* **What to produce**
Find the lines that hold the word "AAHRS" and return them.

## Begin Records supplied

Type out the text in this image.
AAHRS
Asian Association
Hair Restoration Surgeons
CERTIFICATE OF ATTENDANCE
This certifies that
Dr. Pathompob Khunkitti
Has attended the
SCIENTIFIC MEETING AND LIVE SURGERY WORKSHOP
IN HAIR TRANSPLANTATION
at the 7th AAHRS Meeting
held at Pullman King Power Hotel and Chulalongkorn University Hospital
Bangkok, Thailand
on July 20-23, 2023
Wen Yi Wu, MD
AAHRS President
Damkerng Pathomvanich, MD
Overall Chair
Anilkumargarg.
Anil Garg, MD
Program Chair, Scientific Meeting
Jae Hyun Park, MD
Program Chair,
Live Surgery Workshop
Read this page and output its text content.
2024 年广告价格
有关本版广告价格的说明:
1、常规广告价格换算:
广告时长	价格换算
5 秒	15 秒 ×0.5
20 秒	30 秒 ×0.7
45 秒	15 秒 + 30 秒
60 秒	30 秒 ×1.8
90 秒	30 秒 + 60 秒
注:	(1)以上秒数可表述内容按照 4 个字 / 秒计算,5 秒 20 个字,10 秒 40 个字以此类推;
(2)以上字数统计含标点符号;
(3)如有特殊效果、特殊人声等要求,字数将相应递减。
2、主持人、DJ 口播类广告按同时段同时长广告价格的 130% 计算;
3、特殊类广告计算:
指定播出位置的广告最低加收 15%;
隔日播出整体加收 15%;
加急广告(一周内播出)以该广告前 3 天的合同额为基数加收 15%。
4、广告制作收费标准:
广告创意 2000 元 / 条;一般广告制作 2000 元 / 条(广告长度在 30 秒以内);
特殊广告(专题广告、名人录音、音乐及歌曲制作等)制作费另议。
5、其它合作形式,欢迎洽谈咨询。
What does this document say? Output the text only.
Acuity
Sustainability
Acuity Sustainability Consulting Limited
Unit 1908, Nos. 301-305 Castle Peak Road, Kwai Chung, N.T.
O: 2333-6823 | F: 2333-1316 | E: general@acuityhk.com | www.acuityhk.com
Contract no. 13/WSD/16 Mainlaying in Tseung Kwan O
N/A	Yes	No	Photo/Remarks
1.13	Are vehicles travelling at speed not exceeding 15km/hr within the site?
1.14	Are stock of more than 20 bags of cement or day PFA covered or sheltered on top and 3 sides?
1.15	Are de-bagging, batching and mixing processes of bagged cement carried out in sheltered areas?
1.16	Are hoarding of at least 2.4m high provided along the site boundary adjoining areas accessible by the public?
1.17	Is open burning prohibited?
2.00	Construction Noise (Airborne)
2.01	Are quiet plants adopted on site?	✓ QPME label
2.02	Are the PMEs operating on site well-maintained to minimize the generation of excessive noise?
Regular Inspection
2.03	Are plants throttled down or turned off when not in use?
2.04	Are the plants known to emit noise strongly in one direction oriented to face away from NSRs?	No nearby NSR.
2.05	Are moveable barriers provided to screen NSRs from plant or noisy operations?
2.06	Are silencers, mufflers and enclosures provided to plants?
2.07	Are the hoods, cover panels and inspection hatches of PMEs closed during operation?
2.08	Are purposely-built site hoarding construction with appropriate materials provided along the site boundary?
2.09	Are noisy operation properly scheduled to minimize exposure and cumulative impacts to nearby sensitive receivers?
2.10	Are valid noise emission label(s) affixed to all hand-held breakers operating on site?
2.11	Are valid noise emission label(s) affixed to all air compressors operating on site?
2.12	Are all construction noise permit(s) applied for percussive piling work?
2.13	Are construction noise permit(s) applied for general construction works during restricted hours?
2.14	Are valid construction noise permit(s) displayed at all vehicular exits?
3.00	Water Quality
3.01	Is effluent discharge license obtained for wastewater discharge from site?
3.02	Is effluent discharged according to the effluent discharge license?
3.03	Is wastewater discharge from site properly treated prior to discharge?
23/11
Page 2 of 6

## End Records supplied

* **Task solution**
AAHRS
at the 7th AAHRS Meeting
AAHRS President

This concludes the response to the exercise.